## begin DATA FOR PROCESSING

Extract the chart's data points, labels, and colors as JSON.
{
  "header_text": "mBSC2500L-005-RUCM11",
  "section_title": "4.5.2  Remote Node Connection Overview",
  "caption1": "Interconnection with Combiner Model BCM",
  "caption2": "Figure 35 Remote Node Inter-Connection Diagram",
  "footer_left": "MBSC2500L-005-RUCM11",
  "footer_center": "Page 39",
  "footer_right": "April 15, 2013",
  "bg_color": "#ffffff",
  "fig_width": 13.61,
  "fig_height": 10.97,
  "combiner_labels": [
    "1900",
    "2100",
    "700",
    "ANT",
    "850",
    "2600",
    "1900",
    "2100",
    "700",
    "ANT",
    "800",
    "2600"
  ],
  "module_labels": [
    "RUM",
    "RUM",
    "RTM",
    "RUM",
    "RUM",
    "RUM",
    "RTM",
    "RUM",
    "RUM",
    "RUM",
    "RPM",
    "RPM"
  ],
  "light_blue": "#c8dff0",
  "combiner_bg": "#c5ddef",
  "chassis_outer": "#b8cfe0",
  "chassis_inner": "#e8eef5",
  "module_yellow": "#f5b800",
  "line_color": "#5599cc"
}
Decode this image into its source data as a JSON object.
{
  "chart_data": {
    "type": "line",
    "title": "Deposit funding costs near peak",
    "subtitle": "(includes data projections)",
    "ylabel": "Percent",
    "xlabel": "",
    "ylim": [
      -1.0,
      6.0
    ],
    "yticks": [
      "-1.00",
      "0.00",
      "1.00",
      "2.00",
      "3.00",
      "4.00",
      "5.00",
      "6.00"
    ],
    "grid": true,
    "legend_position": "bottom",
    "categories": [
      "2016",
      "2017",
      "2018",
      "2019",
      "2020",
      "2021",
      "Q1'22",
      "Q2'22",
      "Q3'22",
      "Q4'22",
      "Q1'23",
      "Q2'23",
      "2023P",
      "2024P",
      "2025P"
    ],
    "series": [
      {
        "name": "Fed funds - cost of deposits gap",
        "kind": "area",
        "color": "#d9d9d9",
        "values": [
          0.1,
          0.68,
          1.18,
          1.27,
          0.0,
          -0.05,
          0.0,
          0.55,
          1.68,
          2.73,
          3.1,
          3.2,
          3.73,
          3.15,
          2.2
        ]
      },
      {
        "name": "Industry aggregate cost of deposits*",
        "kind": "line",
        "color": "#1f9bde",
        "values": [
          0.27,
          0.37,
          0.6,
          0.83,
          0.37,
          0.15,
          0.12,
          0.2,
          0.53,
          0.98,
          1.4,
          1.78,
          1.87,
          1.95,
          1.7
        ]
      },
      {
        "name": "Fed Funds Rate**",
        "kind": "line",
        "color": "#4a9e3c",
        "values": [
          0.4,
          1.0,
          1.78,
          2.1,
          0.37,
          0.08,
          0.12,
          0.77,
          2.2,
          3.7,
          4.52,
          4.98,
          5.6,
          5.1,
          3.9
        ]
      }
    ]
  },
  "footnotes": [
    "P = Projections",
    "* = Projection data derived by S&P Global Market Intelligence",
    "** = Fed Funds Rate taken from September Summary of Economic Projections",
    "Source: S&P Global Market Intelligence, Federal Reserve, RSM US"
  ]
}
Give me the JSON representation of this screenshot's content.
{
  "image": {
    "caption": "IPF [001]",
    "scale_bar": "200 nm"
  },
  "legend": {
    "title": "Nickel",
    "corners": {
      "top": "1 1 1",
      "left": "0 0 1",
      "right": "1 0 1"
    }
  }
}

## end DATA FOR PROCESSING

→ EXERCISE BRIEF
In the material above, show every line where the word "this" turns up.

→ RESULT OF THE TASK
Decode this image into its source data as a JSON object.
Give me the JSON representation of this screenshot's content.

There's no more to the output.